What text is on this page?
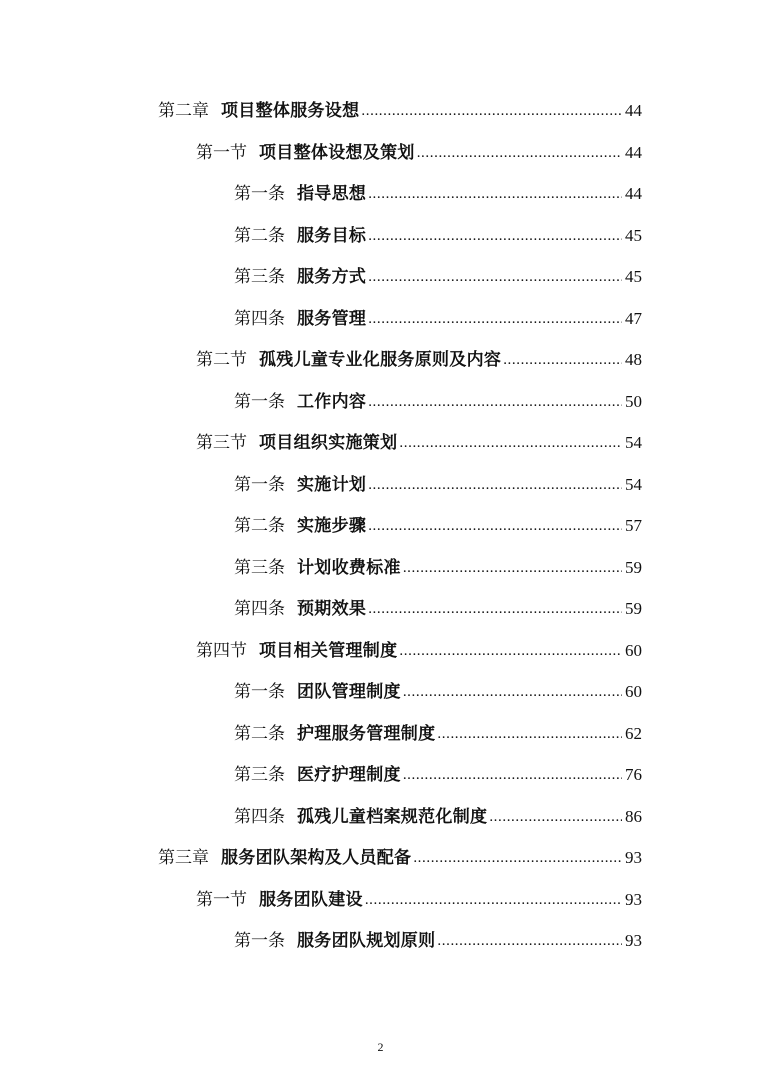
第二章 项目整体服务设想 .....	44
第一节 项目整体设想及策划 .....	44
第一条 指导思想 .....	44
第二条 服务目标 .....	45
第三条 服务方式 .....	45
第四条 服务管理 .....	47
第二节 孤残儿童专业化服务原则及内容 .....	48
第一条 工作内容 .....	50
第三节 项目组织实施策划 .....	54
第一条 实施计划 .....	54
第二条 实施步骤 .....	57
第三条 计划收费标准 .....	59
第四条 预期效果 .....	59
第四节 项目相关管理制度 .....	60
第一条 团队管理制度 .....	60
第二条 护理服务管理制度 .....	62
第三条 医疗护理制度 .....	76
第四条 孤残儿童档案规范化制度 .....	86
第三章 服务团队架构及人员配备 .....	93
第一节 服务团队建设 .....	93
第一条 服务团队规划原则 .....	93
2
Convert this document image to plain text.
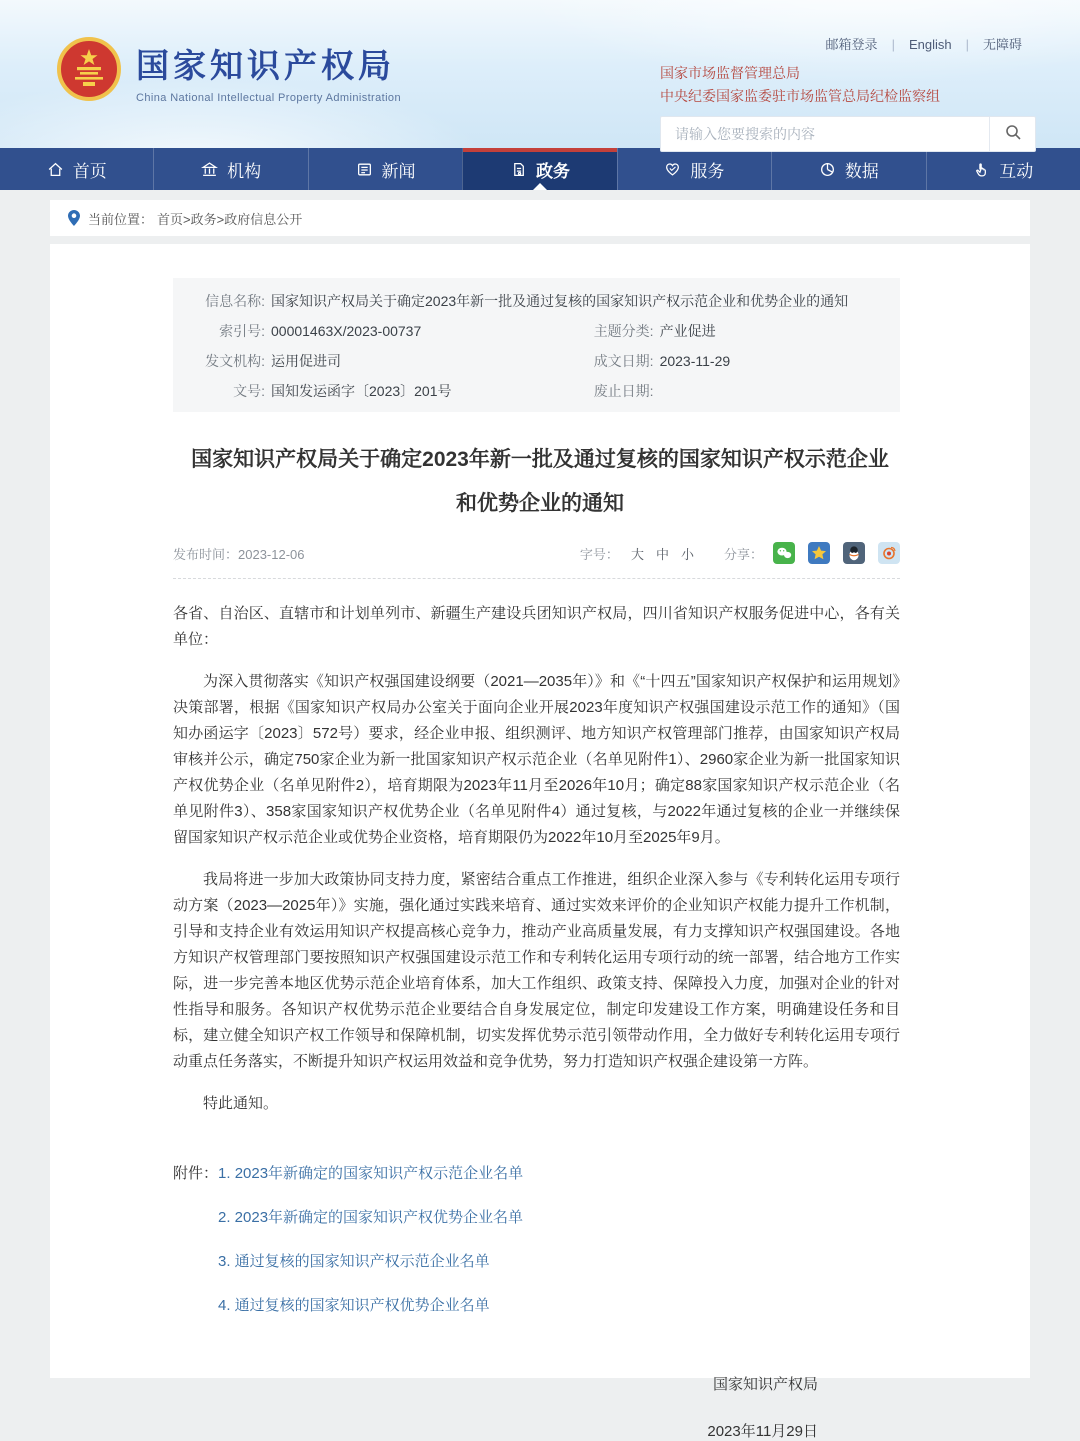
国家知识产权局
China National Intellectual Property Administration
邮箱登录 | English | 无障碍
国家市场监督管理总局
中央纪委国家监委驻市场监管总局纪检监察组
请输入您要搜索的内容
首页	机构	新闻	政务	服务	数据	互动
当前位置： 首页>政务>政府信息公开
信息名称: 国家知识产权局关于确定2023年新一批及通过复核的国家知识产权示范企业和优势企业的通知
索引号: 00001463X/2023-00737	主题分类: 产业促进
发文机构: 运用促进司	成文日期: 2023-11-29
文号: 国知发运函字〔2023〕201号	废止日期:
国家知识产权局关于确定2023年新一批及通过复核的国家知识产权示范企业
和优势企业的通知
发布时间：2023-12-06	字号： 大 中 小 分享：

各省、自治区、直辖市和计划单列市、新疆生产建设兵团知识产权局，四川省知识产权服务促进中心，各有关单位：

为深入贯彻落实《知识产权强国建设纲要（2021—2035年）》和《“十四五”国家知识产权保护和运用规划》决策部署，根据《国家知识产权局办公室关于面向企业开展2023年度知识产权强国建设示范工作的通知》（国知办函运字〔2023〕572号）要求，经企业申报、组织测评、地方知识产权管理部门推荐，由国家知识产权局审核并公示，确定750家企业为新一批国家知识产权示范企业（名单见附件1）、2960家企业为新一批国家知识产权优势企业（名单见附件2），培育期限为2023年11月至2026年10月；确定88家国家知识产权示范企业（名单见附件3）、358家国家知识产权优势企业（名单见附件4）通过复核，与2022年通过复核的企业一并继续保留国家知识产权示范企业或优势企业资格，培育期限仍为2022年10月至2025年9月。

我局将进一步加大政策协同支持力度，紧密结合重点工作推进，组织企业深入参与《专利转化运用专项行动方案（2023—2025年）》实施，强化通过实践来培育、通过实效来评价的企业知识产权能力提升工作机制，引导和支持企业有效运用知识产权提高核心竞争力，推动产业高质量发展，有力支撑知识产权强国建设。各地方知识产权管理部门要按照知识产权强国建设示范工作和专利转化运用专项行动的统一部署，结合地方工作实际，进一步完善本地区优势示范企业培育体系，加大工作组织、政策支持、保障投入力度，加强对企业的针对性指导和服务。各知识产权优势示范企业要结合自身发展定位，制定印发建设工作方案，明确建设任务和目标，建立健全知识产权工作领导和保障机制，切实发挥优势示范引领带动作用，全力做好专利转化运用专项行动重点任务落实，不断提升知识产权运用效益和竞争优势，努力打造知识产权强企建设第一方阵。

特此通知。

附件： 1. 2023年新确定的国家知识产权示范企业名单
2. 2023年新确定的国家知识产权优势企业名单
3. 通过复核的国家知识产权示范企业名单
4. 通过复核的国家知识产权优势企业名单
国家知识产权局
2023年11月29日
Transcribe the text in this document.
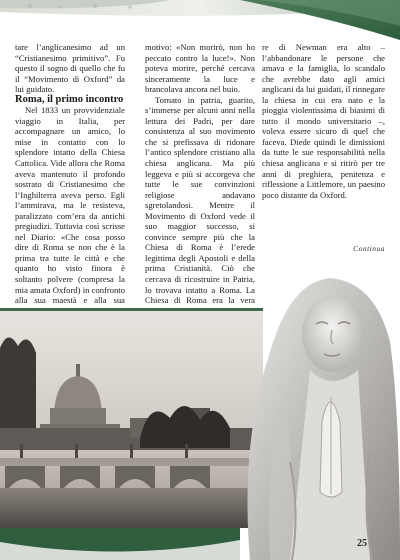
tare l’anglicanesimo ad un “Cristianesimo primitivo”. Fu questo il sogno di quello che fu il “Movimento di Oxford” da lui guidato.

Roma, il primo incontro

Nel 1833 un provvidenziale viaggio in Italia, per accompagnare un amico, lo mise in contatto con lo splendore intatto della Chiesa Cattolica. Vide allora che Roma aveva mantenuto il profondo sostrato di Cristianesimo che l’Inghilterra aveva perso. Egli l’ammirava, ma le resisteva, paralizzato com’era da antichi pregiudizi. Tuttavia così scrisse nel Diario: «Che cosa posso dire di Roma se non che è la prima tra tutte le città e che quanto ho visto finora è soltanto polvere (compresa la mia amata Oxford) in confronto alla sua maestà e alla sua

motivo: «Non morirò, non ho peccato contro la luce!». Non poteva morire, perché cercava sinceramente la luce e brancolava ancora nel buio.

Tornato in patria, guarito, s’immerse per alcuni anni nella lettura dei Padri, per dare consistenza al suo movimento che si prefissava di ridonare l’antico splendore cristiano alla chiesa anglicana. Ma più leggeva e più si accorgeva che tutte le sue convinzioni religiose andavano sgretolandosi. Mentre il Movimento di Oxford vede il suo maggior successo, si convince sempre più che la Chiesa di Roma è l’erede legittima degli Apostoli e della prima Cristianità. Ciò che cercava di ricostruire in Patria, lo trovava intatto a Roma. La Chiesa di Roma era la vera

re di Newman era alto – l’abbandonare le persone che amava e la famiglia, lo scandalo che avrebbe dato agli amici anglicani da lui guidati, il rinnegare la chiesa in cui era nato e la pioggia violentissima di biasimi di tutto il mondo universitario –, voleva essere sicuro di quel che faceva. Diede quindi le dimissioni da tutte le sue responsabilità nella chiesa anglicana e si ritirò per tre anni di preghiera, penitenza e riflessione a Littlemore, un paesino poco distante da Oxford.

Continua
25
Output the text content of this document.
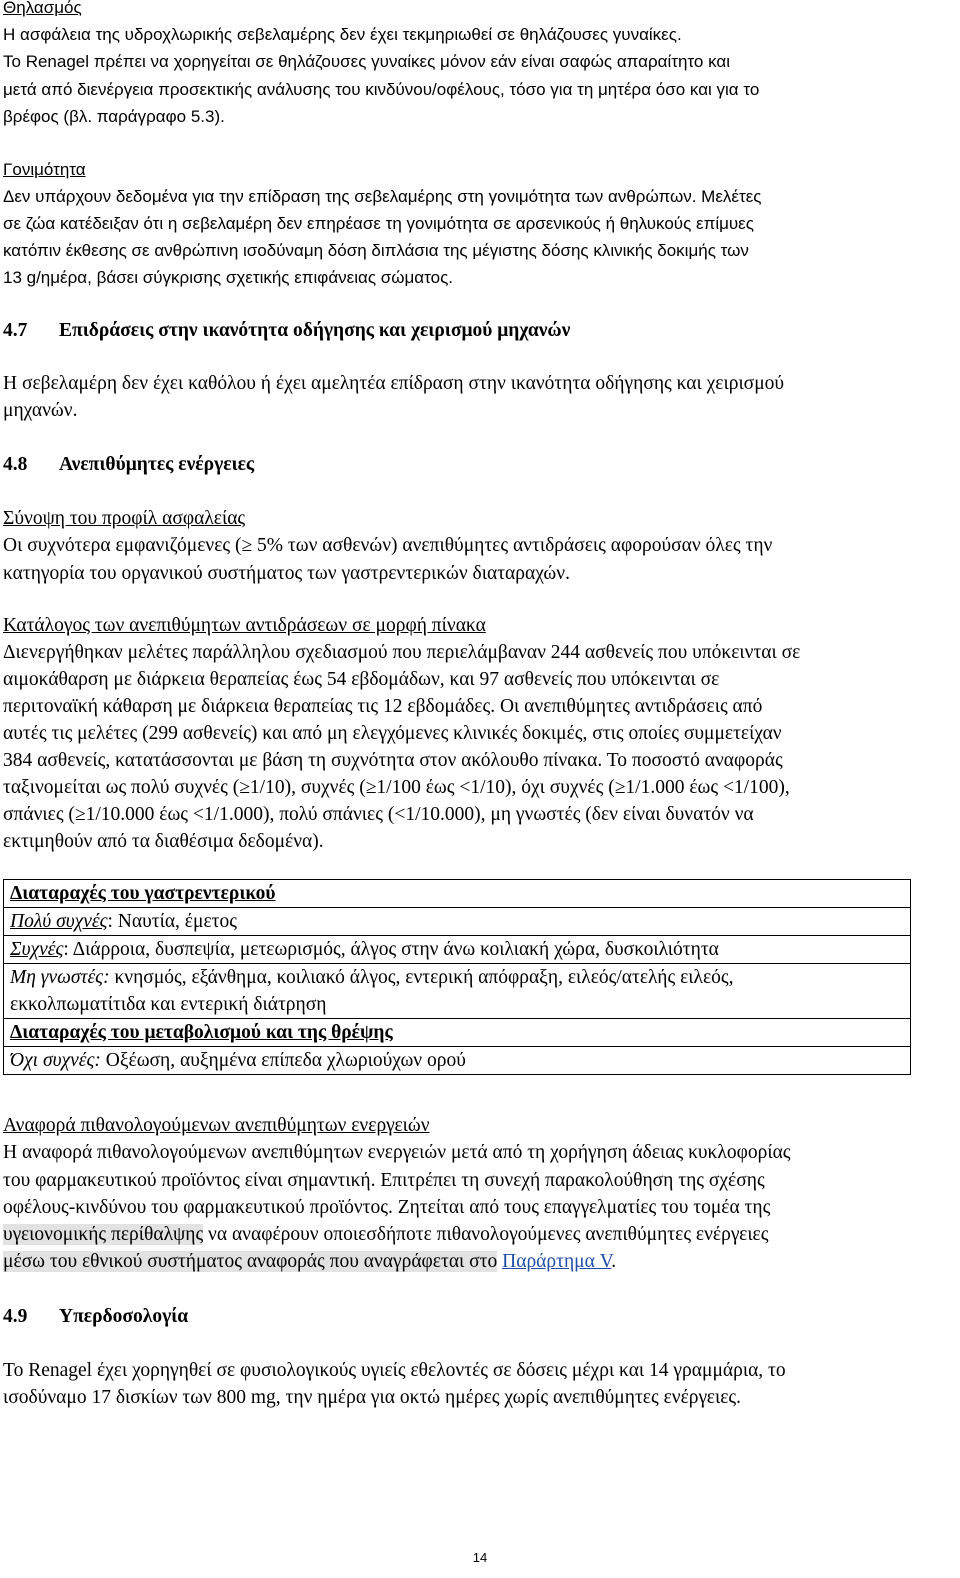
Θηλασμός

Η ασφάλεια της υδροχλωρικής σεβελαμέρης δεν έχει τεκμηριωθεί σε θηλάζουσες γυναίκες.

Το Renagel πρέπει να χορηγείται σε θηλάζουσες γυναίκες μόνον εάν είναι σαφώς απαραίτητο και

μετά από διενέργεια προσεκτικής ανάλυσης του κινδύνου/οφέλους, τόσο για τη μητέρα όσο και για το

βρέφος (βλ. παράγραφο 5.3).

Γονιμότητα

Δεν υπάρχουν δεδομένα για την επίδραση της σεβελαμέρης στη γονιμότητα των ανθρώπων. Μελέτες

σε ζώα κατέδειξαν ότι η σεβελαμέρη δεν επηρέασε τη γονιμότητα σε αρσενικούς ή θηλυκούς επίμυες

κατόπιν έκθεσης σε ανθρώπινη ισοδύναμη δόση διπλάσια της μέγιστης δόσης κλινικής δοκιμής των

13 g/ημέρα, βάσει σύγκρισης σχετικής επιφάνειας σώματος.

4.7 Επιδράσεις στην ικανότητα οδήγησης και χειρισμού μηχανών

Η σεβελαμέρη δεν έχει καθόλου ή έχει αμελητέα επίδραση στην ικανότητα οδήγησης και χειρισμού

μηχανών.

4.8 Ανεπιθύμητες ενέργειες

Σύνοψη του προφίλ ασφαλείας

Οι συχνότερα εμφανιζόμενες (≥ 5% των ασθενών) ανεπιθύμητες αντιδράσεις αφορούσαν όλες την

κατηγορία του οργανικού συστήματος των γαστρεντερικών διαταραχών.

Κατάλογος των ανεπιθύμητων αντιδράσεων σε μορφή πίνακα

Διενεργήθηκαν μελέτες παράλληλου σχεδιασμού που περιελάμβαναν 244 ασθενείς που υπόκεινται σε

αιμοκάθαρση με διάρκεια θεραπείας έως 54 εβδομάδων, και 97 ασθενείς που υπόκεινται σε

περιτοναϊκή κάθαρση με διάρκεια θεραπείας τις 12 εβδομάδες. Οι ανεπιθύμητες αντιδράσεις από

αυτές τις μελέτες (299 ασθενείς) και από μη ελεγχόμενες κλινικές δοκιμές, στις οποίες συμμετείχαν

384 ασθενείς, κατατάσσονται με βάση τη συχνότητα στον ακόλουθο πίνακα. Το ποσοστό αναφοράς

ταξινομείται ως πολύ συχνές (≥1/10), συχνές (≥1/100 έως <1/10), όχι συχνές (≥1/1.000 έως <1/100),

σπάνιες (≥1/10.000 έως <1/1.000), πολύ σπάνιες (<1/10.000), μη γνωστές (δεν είναι δυνατόν να

εκτιμηθούν από τα διαθέσιμα δεδομένα).

Διαταραχές του γαστρεντερικού
Πολύ συχνές: Ναυτία, έμετος
Συχνές: Διάρροια, δυσπεψία, μετεωρισμός, άλγος στην άνω κοιλιακή χώρα, δυσκοιλιότητα
Μη γνωστές: κνησμός, εξάνθημα, κοιλιακό άλγος, εντερική απόφραξη, ειλεός/ατελής ειλεός,
εκκολπωματίτιδα και εντερική διάτρηση
Διαταραχές του μεταβολισμού και της θρέψης
Όχι συχνές: Οξέωση, αυξημένα επίπεδα χλωριούχων ορού

Αναφορά πιθανολογούμενων ανεπιθύμητων ενεργειών

Η αναφορά πιθανολογούμενων ανεπιθύμητων ενεργειών μετά από τη χορήγηση άδειας κυκλοφορίας

του φαρμακευτικού προϊόντος είναι σημαντική. Επιτρέπει τη συνεχή παρακολούθηση της σχέσης

οφέλους-κινδύνου του φαρμακευτικού προϊόντος. Ζητείται από τους επαγγελματίες του τομέα της

υγειονομικής περίθαλψης να αναφέρουν οποιεσδήποτε πιθανολογούμενες ανεπιθύμητες ενέργειες

μέσω του εθνικού συστήματος αναφοράς που αναγράφεται στο Παράρτημα V.

4.9 Υπερδοσολογία

Το Renagel έχει χορηγηθεί σε φυσιολογικούς υγιείς εθελοντές σε δόσεις μέχρι και 14 γραμμάρια, το

ισοδύναμο 17 δισκίων των 800 mg, την ημέρα για οκτώ ημέρες χωρίς ανεπιθύμητες ενέργειες.

14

• • • • •

What to produce
Note each line of the entries that has "κινδύνου" in it, and copy those lines.

Solution to the exercise
μετά από διενέργεια προσεκτικής ανάλυσης του κινδύνου/οφέλους, τόσο για τη μητέρα όσο και για το
οφέλους-κινδύνου του φαρμακευτικού προϊόντος. Ζητείται από τους επαγγελματίες του τομέα της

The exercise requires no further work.